Everything in the data should be repeated exactly, save for the images.
── DATA TO USE ──
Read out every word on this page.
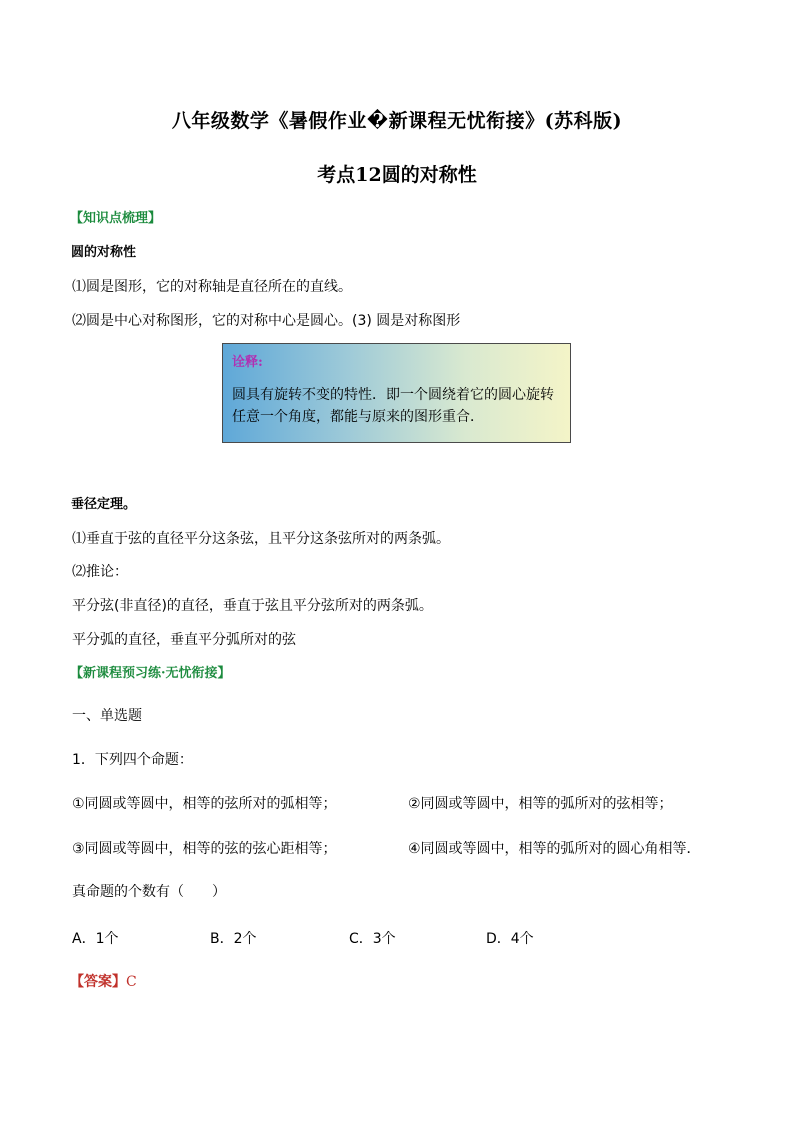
八年级数学《暑假作业�新课程无忧衔接》(苏科版)
考点12圆的对称性
【知识点梳理】
圆的对称性
⑴圆是图形，它的对称轴是直径所在的直线。
⑵圆是中心对称图形，它的对称中心是圆心。(3) 圆是对称图形
诠释:
圆具有旋转不变的特性．即一个圆绕着它的圆心旋转任意一个角度，都能与原来的图形重合．
垂径定理。
⑴垂直于弦的直径平分这条弦，且平分这条弦所对的两条弧。
⑵推论：
平分弦(非直径)的直径，垂直于弦且平分弦所对的两条弧。
平分弧的直径，垂直平分弧所对的弦
【新课程预习练·无忧衔接】
一、单选题
1．下列四个命题：
①同圆或等圆中，相等的弦所对的弧相等；	②同圆或等圆中，相等的弧所对的弦相等；
③同圆或等圆中，相等的弦的弦心距相等；	④同圆或等圆中，相等的弧所对的圆心角相等．
真命题的个数有（　　）
A．1个	B．2个	C．3个	D．4个
【答案】C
───
PROBLEM SOLUTION:
Read out every word on this page.
八年级数学《暑假作业�新课程无忧衔接》(苏科版)
考点12圆的对称性
【知识点梳理】
圆的对称性
⑴圆是图形，它的对称轴是直径所在的直线。
⑵圆是中心对称图形，它的对称中心是圆心。(3) 圆是对称图形
诠释:
圆具有旋转不变的特性．即一个圆绕着它的圆心旋转任意一个角度，都能与原来的图形重合．
垂径定理。
⑴垂直于弦的直径平分这条弦，且平分这条弦所对的两条弧。
⑵推论：
平分弦(非直径)的直径，垂直于弦且平分弦所对的两条弧。
平分弧的直径，垂直平分弧所对的弦
【新课程预习练·无忧衔接】
一、单选题
1．下列四个命题：
①同圆或等圆中，相等的弦所对的弧相等；	②同圆或等圆中，相等的弧所对的弦相等；
③同圆或等圆中，相等的弦的弦心距相等；	④同圆或等圆中，相等的弧所对的圆心角相等．
真命题的个数有（　　）
A．1个	B．2个	C．3个	D．4个
【答案】C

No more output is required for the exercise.